Task requirements = In the material below, list every line carrying the string "Public".

# start of Information given

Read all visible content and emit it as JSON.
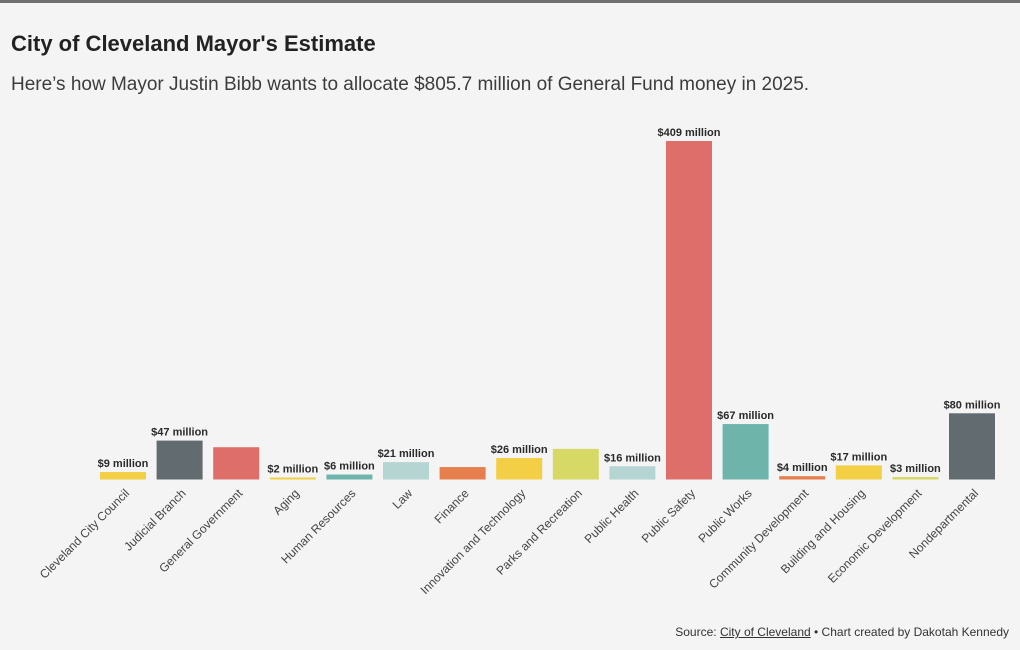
{
  "title": "City of Cleveland Mayor's Estimate",
  "subtitle": "Here’s how Mayor Justin Bibb wants to allocate $805.7 million of General Fund money in 2025.",
  "source": {
    "prefix": "Source:",
    "link_text": "City of Cleveland",
    "suffix": "• Chart created by Dakotah Kennedy"
  },
  "chart_data": {
    "type": "bar",
    "title": "City of Cleveland Mayor's Estimate",
    "xlabel": "",
    "ylabel": "",
    "unit": "million USD",
    "ylim": [
      0,
      409
    ],
    "grid": false,
    "categories": [
      "Cleveland City Council",
      "Judicial Branch",
      "General Government",
      "Aging",
      "Human Resources",
      "Law",
      "Finance",
      "Innovation and Technology",
      "Parks and Recreation",
      "Public Health",
      "Public Safety",
      "Public Works",
      "Community Development",
      "Building and Housing",
      "Economic Development",
      "Nondepartmental"
    ],
    "values": [
      9,
      47,
      39,
      2,
      6,
      21,
      15,
      26,
      37,
      16,
      409,
      67,
      4,
      17,
      3,
      80
    ],
    "data_labels": [
      "$9 million",
      "$47 million",
      "",
      "$2 million",
      "$6 million",
      "$21 million",
      "",
      "$26 million",
      "",
      "$16 million",
      "$409 million",
      "$67 million",
      "$4 million",
      "$17 million",
      "$3 million",
      "$80 million"
    ],
    "colors": [
      "#f2cf44",
      "#626b70",
      "#de6e6a",
      "#f2cf44",
      "#6fb4aa",
      "#b5d5d2",
      "#e67e4d",
      "#f2cf44",
      "#d6d965",
      "#b5d5d2",
      "#de6e6a",
      "#6fb4aa",
      "#e67e4d",
      "#f2cf44",
      "#d6d965",
      "#626b70"
    ]
  }
}
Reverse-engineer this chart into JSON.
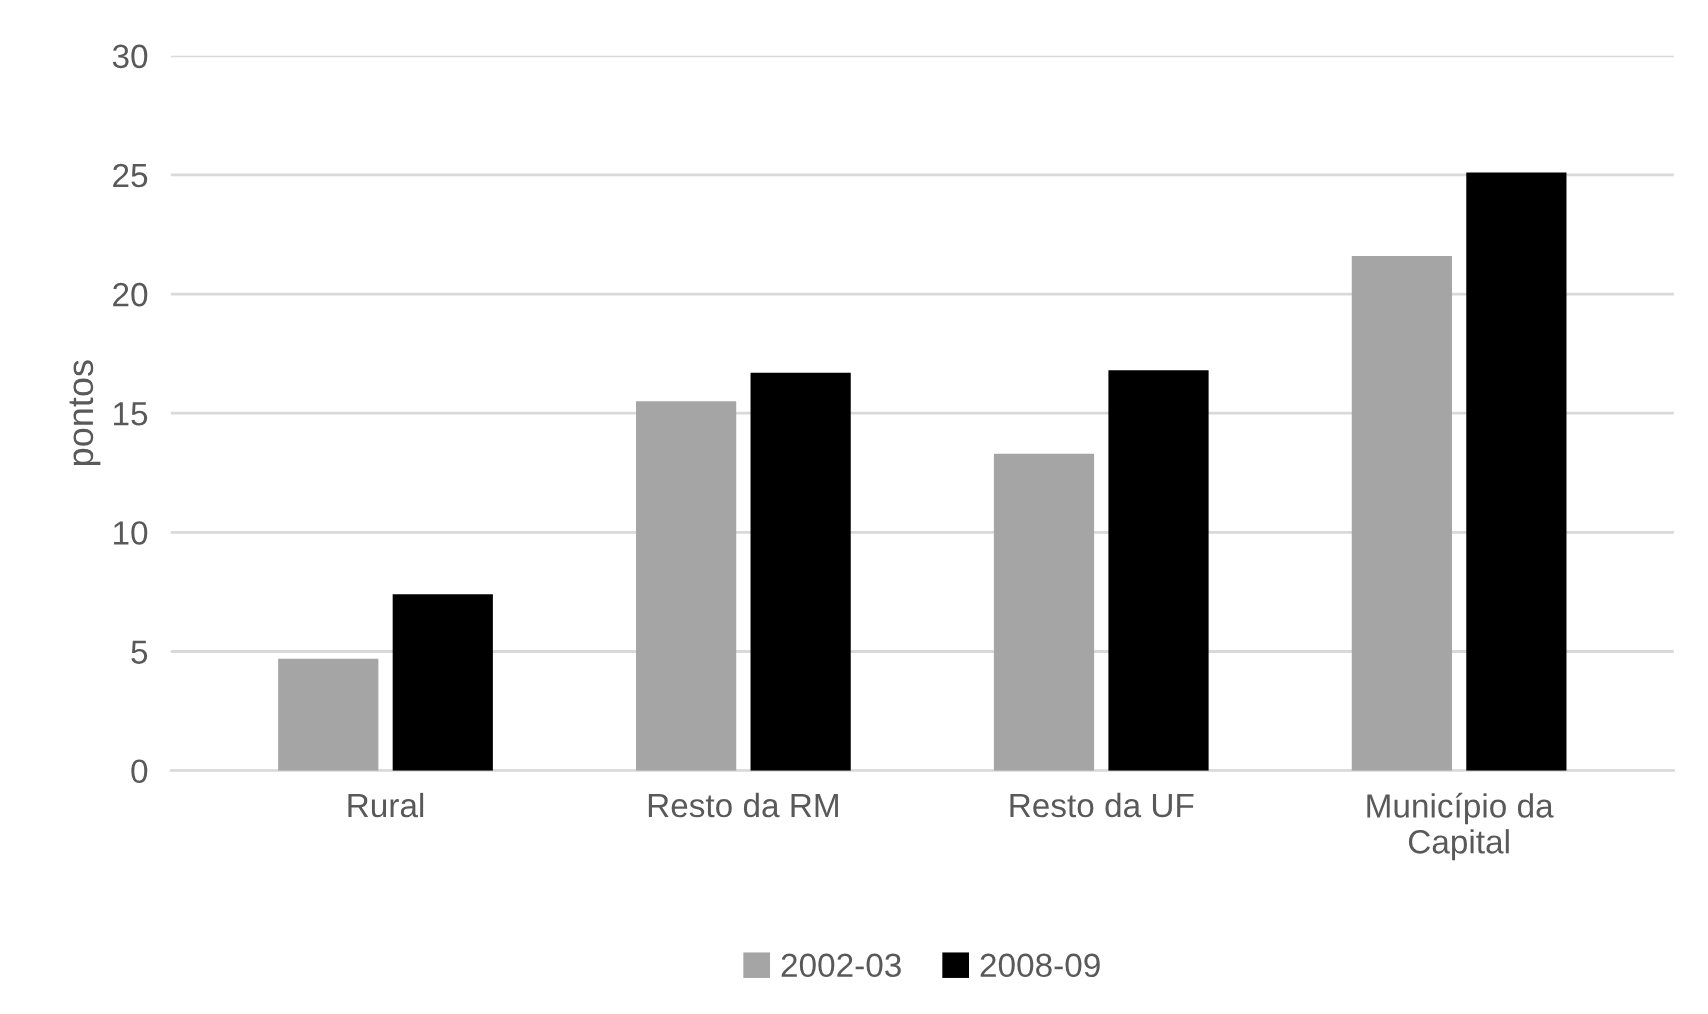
{
  "chart_data": {
    "type": "bar",
    "ylabel": "pontos",
    "categories": [
      "Rural",
      "Resto da RM",
      "Resto da UF",
      "Município da\nCapital"
    ],
    "series": [
      {
        "name": "2002-03",
        "color": "#a5a5a5",
        "values": [
          4.7,
          15.5,
          13.3,
          21.6
        ]
      },
      {
        "name": "2008-09",
        "color": "#000000",
        "values": [
          7.4,
          16.7,
          16.8,
          25.1
        ]
      }
    ],
    "ylim": [
      0,
      30
    ],
    "yticks": [
      0,
      5,
      10,
      15,
      20,
      25,
      30
    ],
    "grid": "y",
    "legend": "bottom"
  }
}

# end of Information given

Full answer =
      "Public Health",
      "Public Safety",
      "Public Works",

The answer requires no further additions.